• [Excerpted text]
============
Today, progressive Jewish American activists are descending on the New York City headquarters of Birthright, an educational organization that funds and organizes trips to Israel for Jews living in the diaspora.

The Birthright program supports trips for tens of thousands of young Jewish Americans each year. Critics say the tours hide the geopolitical and humanitarian reality of the Israeli-Palestinian conflict, and whitewash Israeli human-rights abuses and illegal military occupation.

Led by the activist group IfNotNow, the demonstrators are demanding that Birthright better reflect the complexities of the situation in Israel, Jerusalem, the West Bank and the Gaza Strip. The action has particular significance, given the current debates about anti-Semitism in U.S. politics that have highlighted growing fault lines in America’s Jewish communities over support for Israel.

“The debate over Birthright is the latest and clearest symbol of the generational divide in the American Jewish community around Israel,” an IfNotNow press release said, noting that hundreds of people were attending its demonstration.

IfNotNow spokesperson Yonah Lieberman told Newsweek that the protest marked “Birthright's last chance. They're going to make a choice. And whatever choice they make—whether it be the progressive values of our generation or the pro-occupation interests of its donors—sends a strong message about whether Birthright is going to remain relevant to American Jews in the coming years.”

Lieberman said IfNotNow believed it had given Birthright “a fair chance” to respond to its demands.

“We've been asking them to make simple changes like adding green line [the 1949 armistice border between Israel and its Arab neighbors, established following the 1948 War of Independence] to maps they give the participants, and like talking about the occupation at their mandatory geopolitical program,” he said.

“These aren't radical changes…and still Birthright is not only refusing to make the changes, but refusing to engage with us in any meaningful way. And this is why we're going to the headquarters. If they're going to refuse to engage with us, then we're going to go to their headquarters, and we're going to force them to engage with us in the streets.”

A Birthright Israel spokesperson said the organization is "apolitical," adding, "We encourage our tens of thousands of participants each year to challenge themselves by asking difficult questions and engaging in conversations with our educators and their peers, including Israeli participants."

"IfNotNow maintains a radical approach to an agenda they know does not align with the facts. Birthright Israel provides a multifaceted view of Israel, Jewish heritage and Jewish values. This includes ever evolving and appropriately nuanced discussions of the geopolitical realities in Israel, including the conflict, and meetings with Israeli Arabs and other minorities in Israel. We do not respond to threats and demands from political activists leveraging our long-standing good reputation in order to advance their agendas."

IfNotNow’s latest protest comes amid national conversations over hate speech, anti-Semitism and whether the U.S. should continue to support an increasingly right-wing Israeli government.

President Donald Trump has forged close ties with Israeli Prime Minister Benjamin Netanyahu, who remains in office despite being charged with bribery. Trump moved the U.S. Embassy to Jerusalem and officially recognized the disputed Golan Heights—occupied by Israeli in 1967 and annexed from Syria in 1981—as Israeli territory.

His administration has also been supportive of Israeli military strikes against Iranian and Syrian government positions in Syria, Israel’s often lethal suppression of protests in the Gaza Strip and the continued construction of West Bank settlements, considered illegal under international law.
============
(Items drawn from a data source)
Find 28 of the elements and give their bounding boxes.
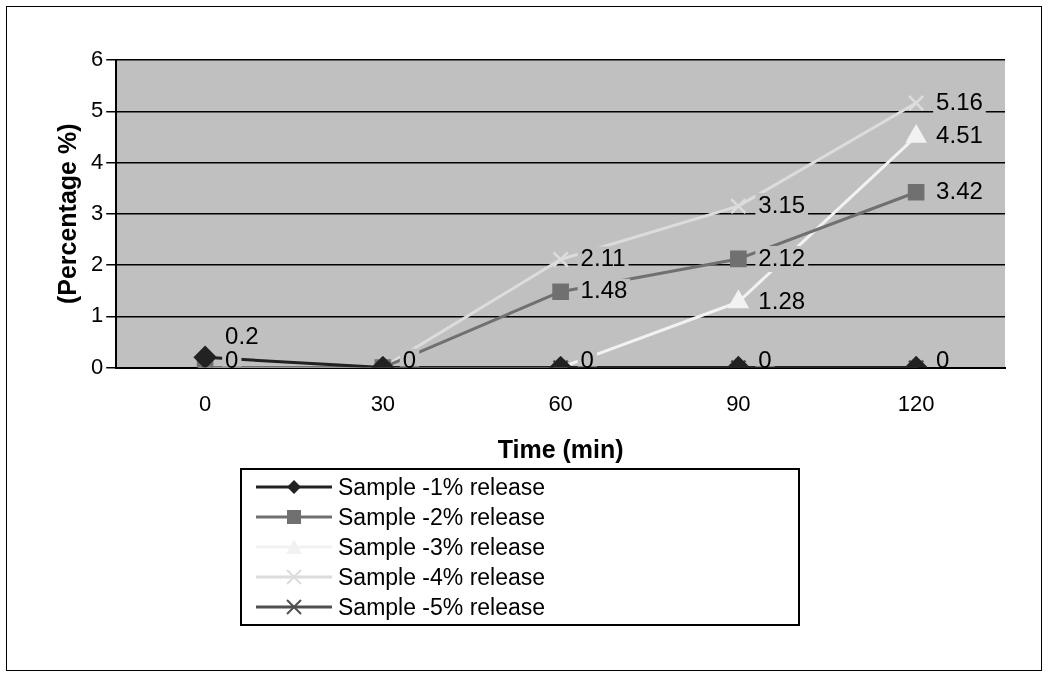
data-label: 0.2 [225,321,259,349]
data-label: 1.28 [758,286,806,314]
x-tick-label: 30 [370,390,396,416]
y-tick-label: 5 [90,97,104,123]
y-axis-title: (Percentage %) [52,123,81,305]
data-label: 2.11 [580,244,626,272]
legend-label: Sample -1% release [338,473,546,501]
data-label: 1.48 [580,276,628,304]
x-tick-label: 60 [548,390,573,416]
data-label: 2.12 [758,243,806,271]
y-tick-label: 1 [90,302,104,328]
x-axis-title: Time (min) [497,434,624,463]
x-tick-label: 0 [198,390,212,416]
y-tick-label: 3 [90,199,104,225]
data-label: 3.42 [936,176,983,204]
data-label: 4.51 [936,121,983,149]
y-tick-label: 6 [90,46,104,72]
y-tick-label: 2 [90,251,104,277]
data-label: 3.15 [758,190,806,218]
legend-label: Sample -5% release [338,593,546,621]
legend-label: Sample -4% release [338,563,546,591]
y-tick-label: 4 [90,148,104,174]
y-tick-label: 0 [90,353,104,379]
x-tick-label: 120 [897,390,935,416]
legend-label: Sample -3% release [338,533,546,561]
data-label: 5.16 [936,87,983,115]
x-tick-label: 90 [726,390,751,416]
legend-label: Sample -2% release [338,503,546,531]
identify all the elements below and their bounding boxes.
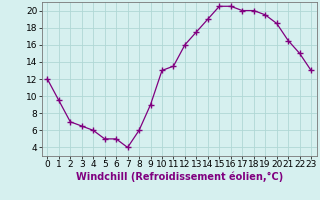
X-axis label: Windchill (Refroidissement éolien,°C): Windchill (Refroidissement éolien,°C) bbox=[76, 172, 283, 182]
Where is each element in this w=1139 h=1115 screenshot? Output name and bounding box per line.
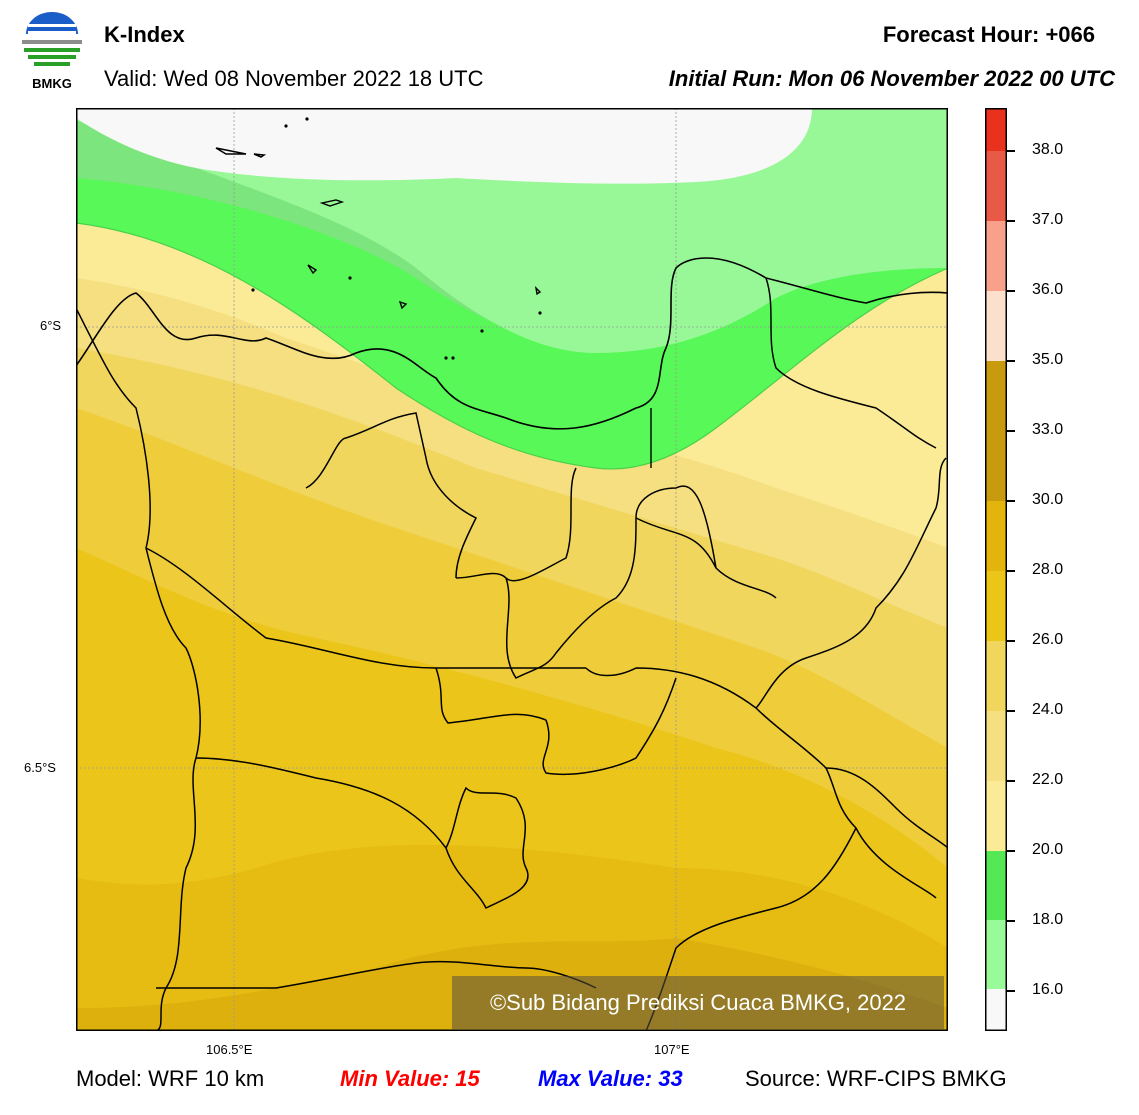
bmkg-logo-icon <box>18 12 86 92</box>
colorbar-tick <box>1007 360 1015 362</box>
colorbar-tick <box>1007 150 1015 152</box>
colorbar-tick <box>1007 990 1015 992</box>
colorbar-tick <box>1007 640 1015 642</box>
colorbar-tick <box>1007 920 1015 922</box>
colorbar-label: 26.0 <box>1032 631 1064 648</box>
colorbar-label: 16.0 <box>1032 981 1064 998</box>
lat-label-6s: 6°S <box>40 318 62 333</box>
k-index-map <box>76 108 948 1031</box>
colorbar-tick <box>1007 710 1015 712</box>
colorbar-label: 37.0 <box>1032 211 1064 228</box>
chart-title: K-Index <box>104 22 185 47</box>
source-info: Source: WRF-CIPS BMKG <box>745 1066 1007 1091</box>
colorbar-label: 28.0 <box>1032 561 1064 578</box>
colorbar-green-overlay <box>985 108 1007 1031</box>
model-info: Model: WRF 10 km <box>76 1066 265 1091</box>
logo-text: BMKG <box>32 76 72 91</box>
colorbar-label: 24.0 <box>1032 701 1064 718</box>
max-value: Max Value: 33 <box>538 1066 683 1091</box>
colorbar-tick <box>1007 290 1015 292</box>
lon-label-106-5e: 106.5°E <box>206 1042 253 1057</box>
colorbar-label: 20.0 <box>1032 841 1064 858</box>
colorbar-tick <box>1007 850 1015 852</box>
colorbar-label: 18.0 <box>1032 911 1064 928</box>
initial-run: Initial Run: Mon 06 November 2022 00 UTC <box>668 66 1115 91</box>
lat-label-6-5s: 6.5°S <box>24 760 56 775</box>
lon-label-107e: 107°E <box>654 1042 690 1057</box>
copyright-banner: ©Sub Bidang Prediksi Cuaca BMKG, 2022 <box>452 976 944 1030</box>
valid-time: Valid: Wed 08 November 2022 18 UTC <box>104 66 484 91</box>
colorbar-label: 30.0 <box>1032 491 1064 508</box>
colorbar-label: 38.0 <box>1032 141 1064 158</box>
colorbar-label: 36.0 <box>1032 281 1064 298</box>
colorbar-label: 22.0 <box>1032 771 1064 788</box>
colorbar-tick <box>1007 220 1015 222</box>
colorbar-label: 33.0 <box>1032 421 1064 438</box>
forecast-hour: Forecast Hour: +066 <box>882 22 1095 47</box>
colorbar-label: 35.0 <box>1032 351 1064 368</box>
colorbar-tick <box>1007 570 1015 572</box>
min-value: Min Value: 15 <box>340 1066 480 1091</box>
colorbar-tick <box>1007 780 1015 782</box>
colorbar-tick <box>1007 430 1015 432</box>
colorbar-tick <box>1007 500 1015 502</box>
============
• [Do this] Can you reproduce the part of the article on the Birthright protest that opens with the words containing "Led by the activist" and closes with "attending its demonstration."?

• [Task result]
Led by the activist group IfNotNow, the demonstrators are demanding that Birthright better reflect the complexities of the situation in Israel, Jerusalem, the West Bank and the Gaza Strip. The action has particular significance, given the current debates about anti-Semitism in U.S. politics that have highlighted growing fault lines in America’s Jewish communities over support for Israel.

“The debate over Birthright is the latest and clearest symbol of the generational divide in the American Jewish community around Israel,” an IfNotNow press release said, noting that hundreds of people were attending its demonstration.